(Problem to solve):
Read the records below. Copy each line where the string "区域内容" occurs.

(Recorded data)

○ ○ ○ ○

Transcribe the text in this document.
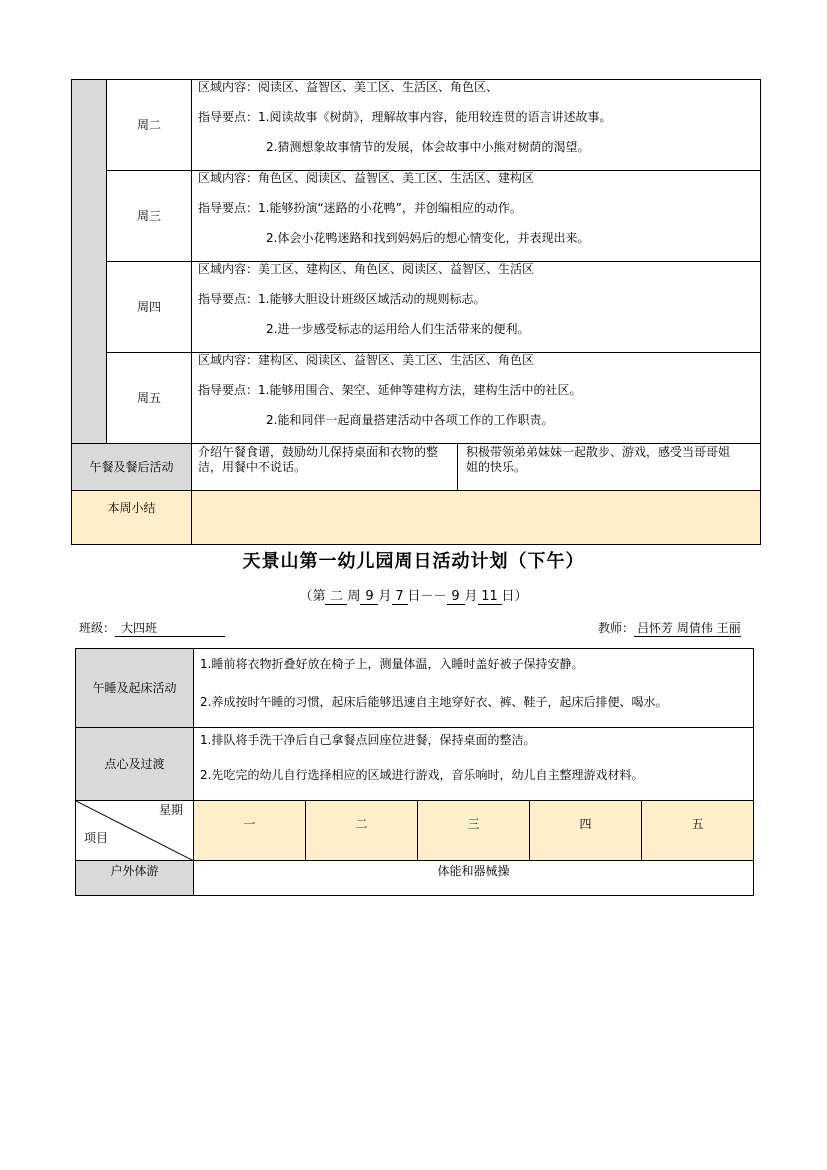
	周二	区域内容：阅读区、益智区、美工区、生活区、角色区、
指导要点：1.阅读故事《树荫》，理解故事内容，能用较连贯的语言讲述故事。
2.猜测想象故事情节的发展，体会故事中小熊对树荫的渴望。	

	周三	区域内容：角色区、阅读区、益智区、美工区、生活区、建构区
指导要点：1.能够扮演“迷路的小花鸭”，并创编相应的动作。
2.体会小花鸭迷路和找到妈妈后的想心情变化，并表现出来。	

	周四	区域内容：美工区、建构区、角色区、阅读区、益智区、生活区
指导要点：1.能够大胆设计班级区域活动的规则标志。
2.进一步感受标志的运用给人们生活带来的便利。	

	周五	区域内容：建构区、阅读区、益智区、美工区、生活区、角色区
指导要点：1.能够用围合、架空、延伸等建构方法，建构生活中的社区。
2.能和同伴一起商量搭建活动中各项工作的工作职责。	

午餐及餐后活动		介绍午餐食谱，鼓励幼儿保持桌面和衣物的整
洁，用餐中不说话。	积极带领弟弟妹妹一起散步、游戏，感受当哥哥姐
姐的快乐。

本周小结			
天景山第一幼儿园周日活动计划（下午）
（第 二 周 9 月 7 日－－ 9 月 11 日）
班级： 大四班	教师： 吕怀芳 周倩伟 王丽
午睡及起床活动	1.睡前将衣物折叠好放在椅子上，测量体温，入睡时盖好被子保持安静。
2.养成按时午睡的习惯，起床后能够迅速自主地穿好衣、裤、鞋子，起床后排便、喝水。				

点心及过渡	1.排队将手洗干净后自己拿餐点回座位进餐，保持桌面的整洁。
2.先吃完的幼儿自行选择相应的区域进行游戏，音乐响时，幼儿自主整理游戏材料。				

星期
项目	一	二	三	四	五
户外体游	体能和器械操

○ ○ ○ ○

(Response):
	周二	区域内容：阅读区、益智区、美工区、生活区、角色区、
	周三	区域内容：角色区、阅读区、益智区、美工区、生活区、建构区
	周四	区域内容：美工区、建构区、角色区、阅读区、益智区、生活区
	周五	区域内容：建构区、阅读区、益智区、美工区、生活区、角色区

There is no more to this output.